Problem to work on
From the listing below, extract every line containing "screenshot".

----

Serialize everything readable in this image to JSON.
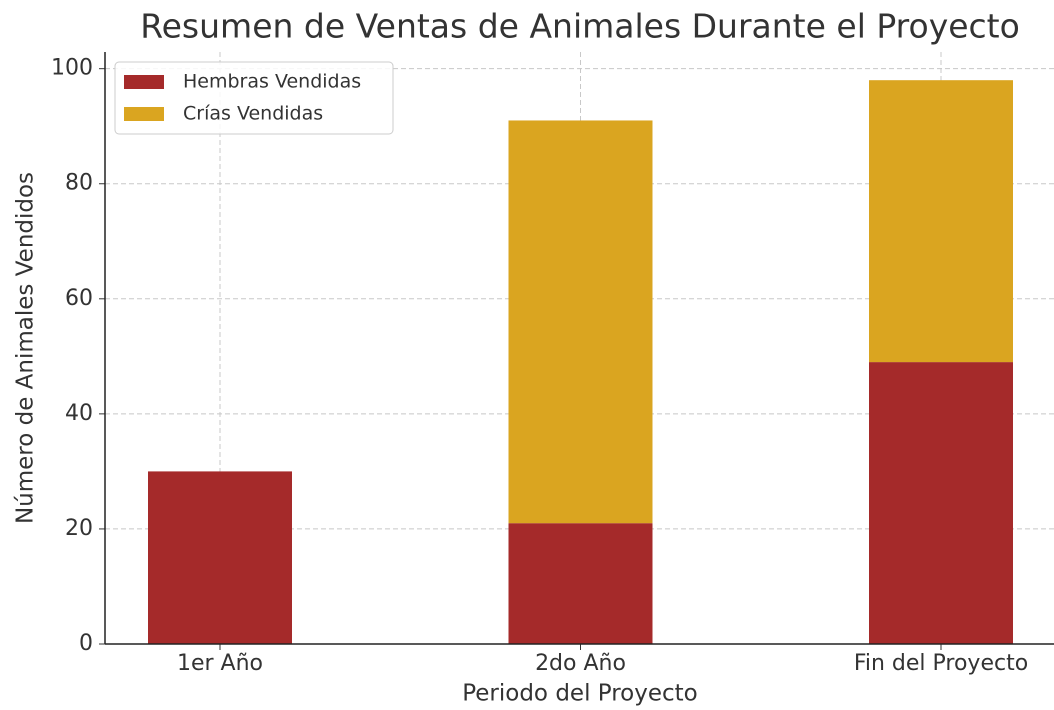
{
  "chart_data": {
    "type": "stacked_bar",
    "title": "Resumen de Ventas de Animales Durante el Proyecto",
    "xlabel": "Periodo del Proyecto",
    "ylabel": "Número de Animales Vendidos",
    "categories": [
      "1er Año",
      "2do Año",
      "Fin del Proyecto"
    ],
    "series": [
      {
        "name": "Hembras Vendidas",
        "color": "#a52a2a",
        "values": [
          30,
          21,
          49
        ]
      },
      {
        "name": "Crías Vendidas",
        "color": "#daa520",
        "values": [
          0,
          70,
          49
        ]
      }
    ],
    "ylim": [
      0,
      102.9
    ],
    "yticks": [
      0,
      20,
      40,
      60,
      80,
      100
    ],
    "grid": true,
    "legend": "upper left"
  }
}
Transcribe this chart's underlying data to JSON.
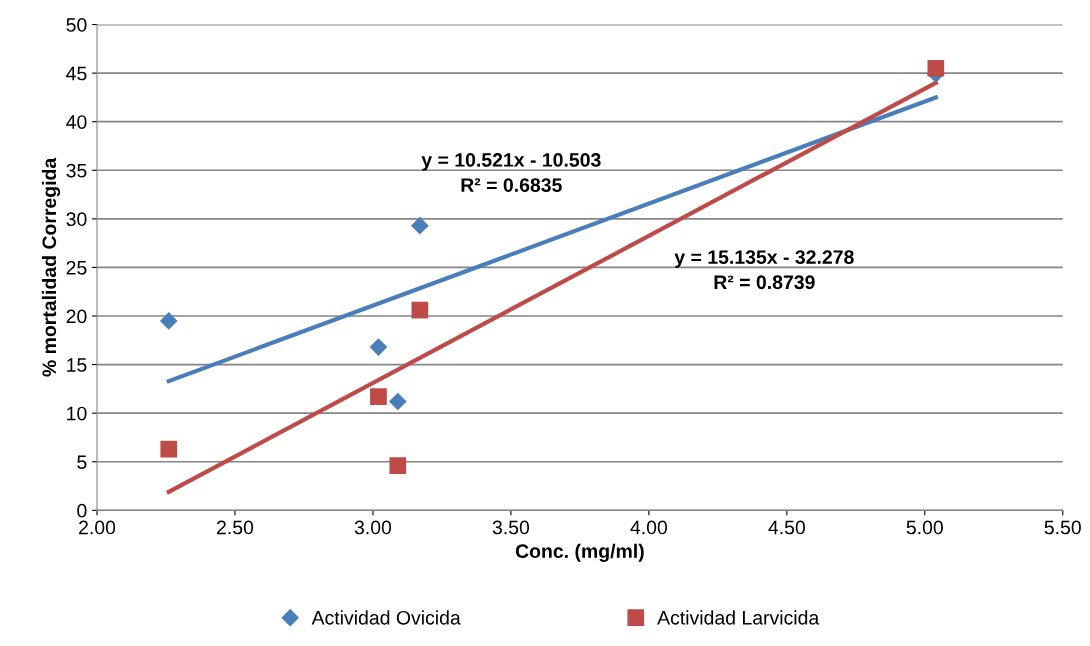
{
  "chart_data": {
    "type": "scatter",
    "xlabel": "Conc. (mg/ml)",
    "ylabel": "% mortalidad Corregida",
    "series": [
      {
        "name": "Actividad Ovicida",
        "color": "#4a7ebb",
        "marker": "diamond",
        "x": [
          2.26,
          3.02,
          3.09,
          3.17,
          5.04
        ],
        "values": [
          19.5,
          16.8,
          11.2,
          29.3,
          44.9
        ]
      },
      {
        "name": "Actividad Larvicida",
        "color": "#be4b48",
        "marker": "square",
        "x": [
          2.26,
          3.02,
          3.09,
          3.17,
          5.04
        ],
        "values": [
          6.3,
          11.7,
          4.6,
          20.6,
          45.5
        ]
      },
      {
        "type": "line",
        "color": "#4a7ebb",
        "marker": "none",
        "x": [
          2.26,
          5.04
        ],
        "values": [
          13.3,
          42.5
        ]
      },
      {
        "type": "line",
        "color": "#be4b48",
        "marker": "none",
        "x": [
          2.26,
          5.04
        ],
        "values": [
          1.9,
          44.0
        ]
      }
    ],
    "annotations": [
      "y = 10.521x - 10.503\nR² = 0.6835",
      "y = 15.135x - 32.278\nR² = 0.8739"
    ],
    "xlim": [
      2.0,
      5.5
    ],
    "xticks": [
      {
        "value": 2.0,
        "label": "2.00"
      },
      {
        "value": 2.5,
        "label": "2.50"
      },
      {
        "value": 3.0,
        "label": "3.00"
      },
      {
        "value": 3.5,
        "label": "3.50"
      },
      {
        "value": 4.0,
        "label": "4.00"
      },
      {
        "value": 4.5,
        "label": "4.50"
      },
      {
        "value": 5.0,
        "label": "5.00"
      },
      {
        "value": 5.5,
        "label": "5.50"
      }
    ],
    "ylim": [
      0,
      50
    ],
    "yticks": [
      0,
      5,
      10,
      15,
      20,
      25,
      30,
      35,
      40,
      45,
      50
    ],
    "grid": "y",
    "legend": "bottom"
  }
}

----

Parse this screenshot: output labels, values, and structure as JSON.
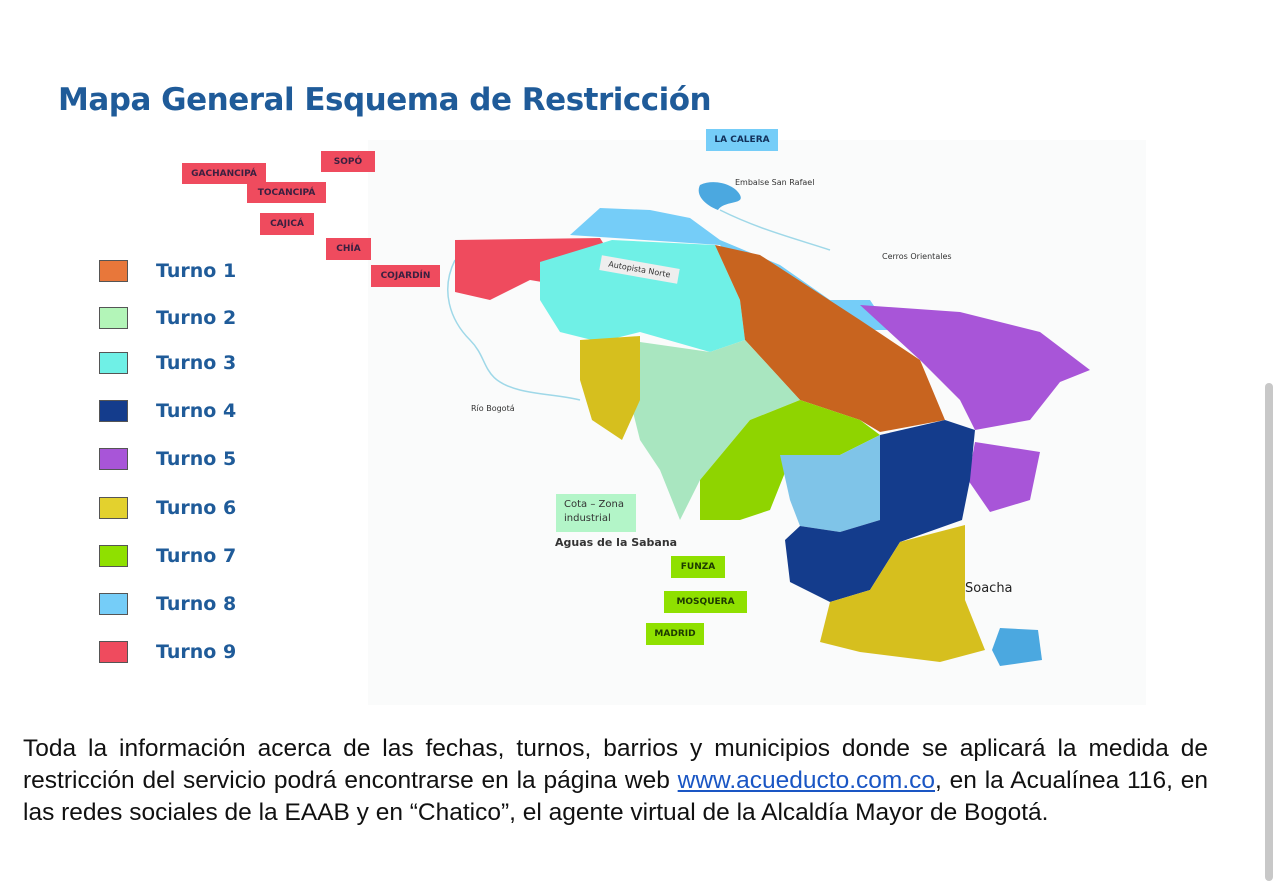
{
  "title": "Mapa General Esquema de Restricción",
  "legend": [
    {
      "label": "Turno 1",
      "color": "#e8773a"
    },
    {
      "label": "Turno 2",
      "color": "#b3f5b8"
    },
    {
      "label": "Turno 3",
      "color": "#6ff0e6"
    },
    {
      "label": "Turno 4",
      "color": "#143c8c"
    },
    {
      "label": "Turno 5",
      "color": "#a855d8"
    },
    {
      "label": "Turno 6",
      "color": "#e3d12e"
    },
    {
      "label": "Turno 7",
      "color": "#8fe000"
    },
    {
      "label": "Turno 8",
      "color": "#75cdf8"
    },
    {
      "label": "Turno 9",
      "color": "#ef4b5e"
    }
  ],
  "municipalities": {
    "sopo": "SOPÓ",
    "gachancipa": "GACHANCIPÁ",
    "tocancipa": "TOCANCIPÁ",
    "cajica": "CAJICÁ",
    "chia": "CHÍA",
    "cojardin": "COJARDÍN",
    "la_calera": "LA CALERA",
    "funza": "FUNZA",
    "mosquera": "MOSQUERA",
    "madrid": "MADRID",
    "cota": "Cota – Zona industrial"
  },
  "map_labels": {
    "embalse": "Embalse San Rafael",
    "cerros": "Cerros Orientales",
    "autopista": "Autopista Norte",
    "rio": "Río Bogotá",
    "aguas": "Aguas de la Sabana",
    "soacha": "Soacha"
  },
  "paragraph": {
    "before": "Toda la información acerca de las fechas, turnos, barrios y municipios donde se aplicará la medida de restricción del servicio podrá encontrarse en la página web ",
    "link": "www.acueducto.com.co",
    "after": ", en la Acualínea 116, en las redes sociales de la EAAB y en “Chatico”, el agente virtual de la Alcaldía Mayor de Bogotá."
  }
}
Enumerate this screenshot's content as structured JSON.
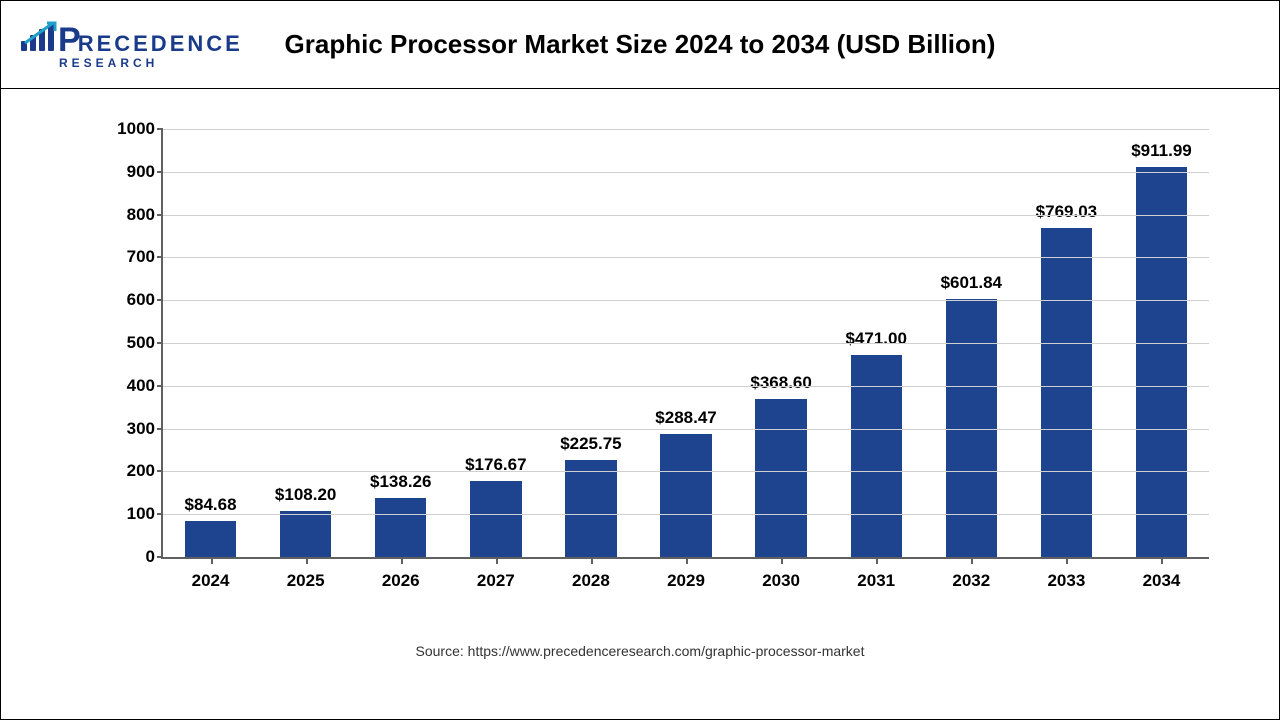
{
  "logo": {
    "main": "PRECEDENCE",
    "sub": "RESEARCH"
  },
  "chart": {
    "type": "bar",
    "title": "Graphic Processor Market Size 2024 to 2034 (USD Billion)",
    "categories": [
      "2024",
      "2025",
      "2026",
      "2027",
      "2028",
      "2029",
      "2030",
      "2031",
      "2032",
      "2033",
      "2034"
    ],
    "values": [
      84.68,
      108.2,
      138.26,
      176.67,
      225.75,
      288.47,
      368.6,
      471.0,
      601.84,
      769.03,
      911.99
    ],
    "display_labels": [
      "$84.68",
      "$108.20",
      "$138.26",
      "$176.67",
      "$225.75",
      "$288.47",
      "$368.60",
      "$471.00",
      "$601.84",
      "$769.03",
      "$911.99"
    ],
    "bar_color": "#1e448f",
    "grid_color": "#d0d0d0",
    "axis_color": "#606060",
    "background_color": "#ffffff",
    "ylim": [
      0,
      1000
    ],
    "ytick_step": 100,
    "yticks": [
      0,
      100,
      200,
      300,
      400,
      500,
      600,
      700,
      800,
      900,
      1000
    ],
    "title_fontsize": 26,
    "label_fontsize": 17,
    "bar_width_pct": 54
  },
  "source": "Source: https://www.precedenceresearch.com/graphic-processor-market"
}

----

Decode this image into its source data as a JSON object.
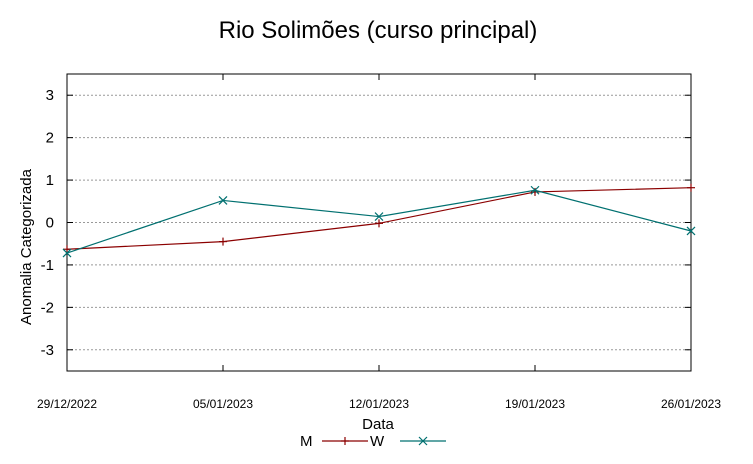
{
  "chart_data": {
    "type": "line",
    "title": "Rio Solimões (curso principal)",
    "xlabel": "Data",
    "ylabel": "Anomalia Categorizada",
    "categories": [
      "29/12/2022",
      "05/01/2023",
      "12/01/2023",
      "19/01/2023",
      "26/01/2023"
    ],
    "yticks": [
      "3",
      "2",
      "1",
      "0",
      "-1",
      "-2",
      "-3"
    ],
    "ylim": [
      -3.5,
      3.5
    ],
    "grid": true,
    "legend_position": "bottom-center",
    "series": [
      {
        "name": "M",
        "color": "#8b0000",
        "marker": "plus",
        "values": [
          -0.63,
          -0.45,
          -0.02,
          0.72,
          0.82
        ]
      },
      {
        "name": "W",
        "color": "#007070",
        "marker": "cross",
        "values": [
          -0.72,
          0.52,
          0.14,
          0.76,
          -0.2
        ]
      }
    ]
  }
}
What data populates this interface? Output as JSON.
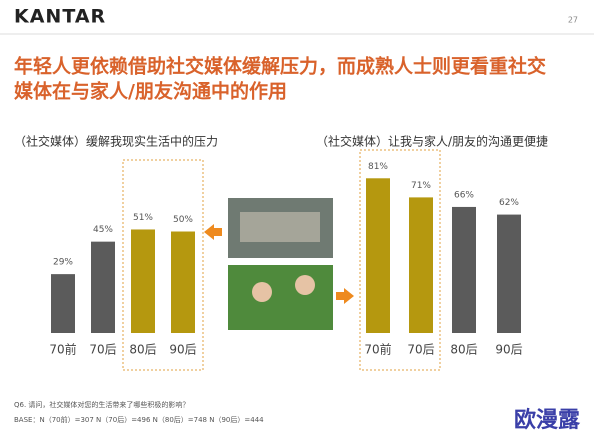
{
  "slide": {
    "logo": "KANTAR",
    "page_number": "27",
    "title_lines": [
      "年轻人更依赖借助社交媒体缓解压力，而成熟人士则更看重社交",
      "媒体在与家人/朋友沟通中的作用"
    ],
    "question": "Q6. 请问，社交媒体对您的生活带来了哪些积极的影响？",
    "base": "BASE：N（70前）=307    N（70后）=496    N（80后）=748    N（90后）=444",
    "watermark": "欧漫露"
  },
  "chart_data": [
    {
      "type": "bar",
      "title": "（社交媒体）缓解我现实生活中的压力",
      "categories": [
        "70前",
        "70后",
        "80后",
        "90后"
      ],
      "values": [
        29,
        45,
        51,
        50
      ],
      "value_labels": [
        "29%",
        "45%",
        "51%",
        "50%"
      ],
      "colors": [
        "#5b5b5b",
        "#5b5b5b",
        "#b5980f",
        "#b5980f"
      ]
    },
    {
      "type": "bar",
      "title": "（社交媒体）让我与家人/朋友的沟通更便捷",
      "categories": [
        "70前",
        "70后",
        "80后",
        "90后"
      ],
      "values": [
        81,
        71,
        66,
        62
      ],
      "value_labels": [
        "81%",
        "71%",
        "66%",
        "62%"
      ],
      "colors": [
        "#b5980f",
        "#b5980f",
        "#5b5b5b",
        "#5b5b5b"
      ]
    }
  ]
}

----

Answer in full
Parse this screenshot: output labels, values, and structure as JSON.
Enumerate this screenshot's content as structured JSON.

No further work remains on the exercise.